** Begin RECORDS FOR THE TASK **

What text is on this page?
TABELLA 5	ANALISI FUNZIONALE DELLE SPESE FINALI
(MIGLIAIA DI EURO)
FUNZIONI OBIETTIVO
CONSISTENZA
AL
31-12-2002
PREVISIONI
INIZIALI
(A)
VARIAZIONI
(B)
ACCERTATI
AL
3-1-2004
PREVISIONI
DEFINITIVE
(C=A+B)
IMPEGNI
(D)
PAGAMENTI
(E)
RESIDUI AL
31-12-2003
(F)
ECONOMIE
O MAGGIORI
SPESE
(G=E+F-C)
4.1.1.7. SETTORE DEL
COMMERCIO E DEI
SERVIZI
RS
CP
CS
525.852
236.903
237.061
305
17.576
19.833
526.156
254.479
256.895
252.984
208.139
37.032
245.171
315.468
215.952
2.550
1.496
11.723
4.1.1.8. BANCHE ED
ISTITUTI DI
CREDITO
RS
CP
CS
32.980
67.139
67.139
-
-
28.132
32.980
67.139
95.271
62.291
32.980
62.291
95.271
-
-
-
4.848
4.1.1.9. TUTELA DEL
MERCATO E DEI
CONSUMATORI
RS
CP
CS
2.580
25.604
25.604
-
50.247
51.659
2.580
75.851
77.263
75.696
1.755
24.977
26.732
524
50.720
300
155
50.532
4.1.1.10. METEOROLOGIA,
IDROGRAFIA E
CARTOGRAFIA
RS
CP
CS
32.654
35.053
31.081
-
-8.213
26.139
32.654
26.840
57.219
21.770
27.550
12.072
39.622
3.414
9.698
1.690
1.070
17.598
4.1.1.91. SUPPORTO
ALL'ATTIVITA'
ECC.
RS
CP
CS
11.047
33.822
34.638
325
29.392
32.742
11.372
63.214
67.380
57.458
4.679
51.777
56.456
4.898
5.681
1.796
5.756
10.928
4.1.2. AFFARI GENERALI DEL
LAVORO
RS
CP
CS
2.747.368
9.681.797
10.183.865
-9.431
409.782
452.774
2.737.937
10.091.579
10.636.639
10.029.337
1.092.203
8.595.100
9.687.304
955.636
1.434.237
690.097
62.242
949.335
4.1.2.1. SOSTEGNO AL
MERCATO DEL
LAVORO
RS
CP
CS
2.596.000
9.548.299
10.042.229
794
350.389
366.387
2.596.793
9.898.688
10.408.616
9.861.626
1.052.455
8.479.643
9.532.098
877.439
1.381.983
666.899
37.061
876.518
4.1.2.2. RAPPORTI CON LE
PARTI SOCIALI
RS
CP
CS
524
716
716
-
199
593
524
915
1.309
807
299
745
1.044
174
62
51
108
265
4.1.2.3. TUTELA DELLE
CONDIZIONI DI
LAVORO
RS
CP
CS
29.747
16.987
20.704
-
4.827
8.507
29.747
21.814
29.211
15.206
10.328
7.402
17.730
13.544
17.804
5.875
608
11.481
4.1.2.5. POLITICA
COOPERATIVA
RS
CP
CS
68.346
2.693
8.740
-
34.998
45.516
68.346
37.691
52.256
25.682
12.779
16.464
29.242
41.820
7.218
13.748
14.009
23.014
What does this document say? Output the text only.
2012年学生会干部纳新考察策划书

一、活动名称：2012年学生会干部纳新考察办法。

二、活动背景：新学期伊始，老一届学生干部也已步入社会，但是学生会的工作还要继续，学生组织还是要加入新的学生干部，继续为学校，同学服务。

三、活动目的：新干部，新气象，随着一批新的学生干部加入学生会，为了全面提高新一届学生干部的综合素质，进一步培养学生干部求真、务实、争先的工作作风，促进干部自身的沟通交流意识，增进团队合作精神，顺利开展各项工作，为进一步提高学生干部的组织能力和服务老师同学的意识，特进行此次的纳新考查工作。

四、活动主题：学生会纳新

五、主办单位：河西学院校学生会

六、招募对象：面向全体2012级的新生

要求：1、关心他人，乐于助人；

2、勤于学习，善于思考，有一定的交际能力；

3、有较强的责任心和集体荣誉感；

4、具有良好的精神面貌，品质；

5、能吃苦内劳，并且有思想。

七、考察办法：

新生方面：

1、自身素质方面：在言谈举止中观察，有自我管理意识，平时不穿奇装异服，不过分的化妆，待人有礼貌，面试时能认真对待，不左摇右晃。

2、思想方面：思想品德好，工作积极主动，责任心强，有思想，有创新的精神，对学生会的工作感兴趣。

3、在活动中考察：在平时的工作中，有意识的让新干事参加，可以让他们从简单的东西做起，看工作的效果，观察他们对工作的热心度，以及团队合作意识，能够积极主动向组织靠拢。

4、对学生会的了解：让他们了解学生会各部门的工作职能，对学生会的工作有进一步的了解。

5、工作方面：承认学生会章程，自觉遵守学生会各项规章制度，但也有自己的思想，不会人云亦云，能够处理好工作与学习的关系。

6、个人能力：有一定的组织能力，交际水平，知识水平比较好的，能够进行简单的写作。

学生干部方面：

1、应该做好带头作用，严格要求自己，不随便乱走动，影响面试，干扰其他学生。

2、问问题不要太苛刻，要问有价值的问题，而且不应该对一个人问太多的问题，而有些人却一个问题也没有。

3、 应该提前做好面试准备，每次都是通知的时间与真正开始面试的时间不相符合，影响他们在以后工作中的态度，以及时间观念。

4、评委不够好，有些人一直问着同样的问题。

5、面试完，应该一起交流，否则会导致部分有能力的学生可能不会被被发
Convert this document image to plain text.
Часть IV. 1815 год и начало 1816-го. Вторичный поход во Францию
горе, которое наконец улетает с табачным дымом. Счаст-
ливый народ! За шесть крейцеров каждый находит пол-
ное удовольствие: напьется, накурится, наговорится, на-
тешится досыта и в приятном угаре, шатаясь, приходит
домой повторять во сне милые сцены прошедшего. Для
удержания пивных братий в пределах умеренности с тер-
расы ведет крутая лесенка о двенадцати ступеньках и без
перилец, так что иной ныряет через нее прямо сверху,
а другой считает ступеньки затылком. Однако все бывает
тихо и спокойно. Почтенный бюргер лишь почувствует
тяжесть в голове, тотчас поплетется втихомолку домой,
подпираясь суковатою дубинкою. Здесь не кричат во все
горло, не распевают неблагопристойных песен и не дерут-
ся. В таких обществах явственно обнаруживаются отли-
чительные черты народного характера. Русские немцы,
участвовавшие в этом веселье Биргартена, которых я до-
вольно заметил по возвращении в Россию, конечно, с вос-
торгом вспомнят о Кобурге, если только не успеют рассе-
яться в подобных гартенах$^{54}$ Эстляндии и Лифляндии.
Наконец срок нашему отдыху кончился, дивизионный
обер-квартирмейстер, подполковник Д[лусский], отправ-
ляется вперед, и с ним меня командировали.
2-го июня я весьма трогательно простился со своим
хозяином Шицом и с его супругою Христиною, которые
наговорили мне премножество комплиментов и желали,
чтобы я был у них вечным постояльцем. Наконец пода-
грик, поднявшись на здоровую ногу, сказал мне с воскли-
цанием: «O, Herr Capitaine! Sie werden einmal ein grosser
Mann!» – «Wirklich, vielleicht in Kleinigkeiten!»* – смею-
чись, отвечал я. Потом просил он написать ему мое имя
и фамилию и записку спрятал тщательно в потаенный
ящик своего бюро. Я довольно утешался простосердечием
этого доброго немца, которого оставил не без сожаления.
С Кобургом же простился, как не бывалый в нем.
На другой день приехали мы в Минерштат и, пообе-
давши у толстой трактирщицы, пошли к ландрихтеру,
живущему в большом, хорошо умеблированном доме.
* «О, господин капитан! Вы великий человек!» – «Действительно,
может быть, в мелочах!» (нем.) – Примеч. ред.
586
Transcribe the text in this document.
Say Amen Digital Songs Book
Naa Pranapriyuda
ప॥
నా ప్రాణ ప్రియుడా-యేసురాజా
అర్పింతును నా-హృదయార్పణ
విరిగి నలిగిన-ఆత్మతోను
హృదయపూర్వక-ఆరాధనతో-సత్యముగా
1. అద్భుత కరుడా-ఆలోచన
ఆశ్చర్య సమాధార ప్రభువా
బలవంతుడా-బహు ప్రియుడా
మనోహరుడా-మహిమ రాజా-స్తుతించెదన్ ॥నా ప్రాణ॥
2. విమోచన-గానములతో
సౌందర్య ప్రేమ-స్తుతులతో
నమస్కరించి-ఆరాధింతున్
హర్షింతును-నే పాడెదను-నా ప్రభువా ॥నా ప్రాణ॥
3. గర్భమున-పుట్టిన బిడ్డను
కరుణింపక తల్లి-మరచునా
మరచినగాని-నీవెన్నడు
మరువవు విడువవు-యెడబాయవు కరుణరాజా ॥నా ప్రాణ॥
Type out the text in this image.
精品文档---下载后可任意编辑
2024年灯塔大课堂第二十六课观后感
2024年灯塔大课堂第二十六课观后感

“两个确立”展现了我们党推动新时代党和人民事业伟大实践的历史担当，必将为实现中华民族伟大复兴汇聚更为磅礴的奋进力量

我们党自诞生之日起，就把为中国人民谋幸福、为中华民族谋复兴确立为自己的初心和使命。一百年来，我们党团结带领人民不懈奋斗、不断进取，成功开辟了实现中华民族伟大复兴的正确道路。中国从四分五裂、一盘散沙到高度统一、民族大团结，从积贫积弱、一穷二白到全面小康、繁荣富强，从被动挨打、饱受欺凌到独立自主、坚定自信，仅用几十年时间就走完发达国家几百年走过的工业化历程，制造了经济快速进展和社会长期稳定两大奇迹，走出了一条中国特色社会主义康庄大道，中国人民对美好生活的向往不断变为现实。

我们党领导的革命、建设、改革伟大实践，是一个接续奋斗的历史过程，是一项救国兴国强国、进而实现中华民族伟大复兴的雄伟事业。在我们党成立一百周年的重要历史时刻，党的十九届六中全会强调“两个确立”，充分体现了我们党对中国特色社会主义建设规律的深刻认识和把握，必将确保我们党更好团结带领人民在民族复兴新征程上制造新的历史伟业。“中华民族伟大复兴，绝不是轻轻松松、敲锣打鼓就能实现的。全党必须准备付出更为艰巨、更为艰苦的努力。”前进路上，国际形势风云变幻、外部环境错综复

** End RECORDS FOR THE TASK **

* **OBJECTIVE**: Repeat precisely the lines of the data starting at the one containing "Type out the text in this image.", last line included.

* **EXERCISE RESULT**:
Type out the text in this image.
精品文档---下载后可任意编辑
2024年灯塔大课堂第二十六课观后感
2024年灯塔大课堂第二十六课观后感

“两个确立”展现了我们党推动新时代党和人民事业伟大实践的历史担当，必将为实现中华民族伟大复兴汇聚更为磅礴的奋进力量

我们党自诞生之日起，就把为中国人民谋幸福、为中华民族谋复兴确立为自己的初心和使命。一百年来，我们党团结带领人民不懈奋斗、不断进取，成功开辟了实现中华民族伟大复兴的正确道路。中国从四分五裂、一盘散沙到高度统一、民族大团结，从积贫积弱、一穷二白到全面小康、繁荣富强，从被动挨打、饱受欺凌到独立自主、坚定自信，仅用几十年时间就走完发达国家几百年走过的工业化历程，制造了经济快速进展和社会长期稳定两大奇迹，走出了一条中国特色社会主义康庄大道，中国人民对美好生活的向往不断变为现实。

我们党领导的革命、建设、改革伟大实践，是一个接续奋斗的历史过程，是一项救国兴国强国、进而实现中华民族伟大复兴的雄伟事业。在我们党成立一百周年的重要历史时刻，党的十九届六中全会强调“两个确立”，充分体现了我们党对中国特色社会主义建设规律的深刻认识和把握，必将确保我们党更好团结带领人民在民族复兴新征程上制造新的历史伟业。“中华民族伟大复兴，绝不是轻轻松松、敲锣打鼓就能实现的。全党必须准备付出更为艰巨、更为艰苦的努力。”前进路上，国际形势风云变幻、外部环境错综复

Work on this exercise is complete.